» GIVEN EXERCISE: Set down all of the data that follows word for word, without the images.
::: DATA TO PROCESS
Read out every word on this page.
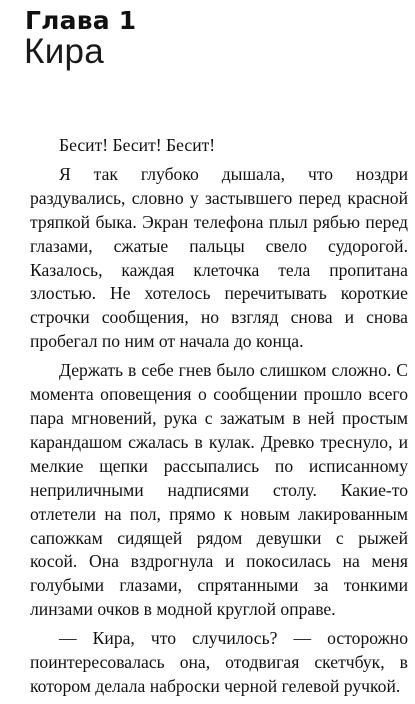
Глава 1
Кира

Бесит! Бесит! Бесит!

Я так глубоко дышала, что ноздри раздувались, словно у застывшего перед красной тряпкой быка. Экран телефона плыл рябью перед глазами, сжатые пальцы свело судорогой. Казалось, каждая клеточка тела пропитана злостью. Не хотелось перечитывать короткие строчки сообщения, но взгляд снова и снова пробегал по ним от начала до конца.

Держать в себе гнев было слишком сложно. С момента оповещения о сообщении прошло всего пара мгновений, рука с зажатым в ней простым карандашом сжалась в кулак. Древко треснуло, и мелкие щепки рассыпались по исписанному неприличными надписями столу. Какие-то отлетели на пол, прямо к новым лакированным сапожкам сидящей рядом девушки с рыжей косой. Она вздрогнула и покосилась на меня голубыми глазами, спрятанными за тонкими линзами очков в модной круглой оправе.

— Кира, что случилось? — осторожно поинтересовалась она, отодвигая скетчбук, в котором делала наброски черной гелевой ручкой.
::::::
» RESPONSE TO THIS EXERCISE:
Read out every word on this page.
Глава 1
Кира

Бесит! Бесит! Бесит!

Я так глубоко дышала, что ноздри раздувались, словно у застывшего перед красной тряпкой быка. Экран телефона плыл рябью перед глазами, сжатые пальцы свело судорогой. Казалось, каждая клеточка тела пропитана злостью. Не хотелось перечитывать короткие строчки сообщения, но взгляд снова и снова пробегал по ним от начала до конца.

Держать в себе гнев было слишком сложно. С момента оповещения о сообщении прошло всего пара мгновений, рука с зажатым в ней простым карандашом сжалась в кулак. Древко треснуло, и мелкие щепки рассыпались по исписанному неприличными надписями столу. Какие-то отлетели на пол, прямо к новым лакированным сапожкам сидящей рядом девушки с рыжей косой. Она вздрогнула и покосилась на меня голубыми глазами, спрятанными за тонкими линзами очков в модной круглой оправе.

— Кира, что случилось? — осторожно поинтересовалась она, отодвигая скетчбук, в котором делала наброски черной гелевой ручкой.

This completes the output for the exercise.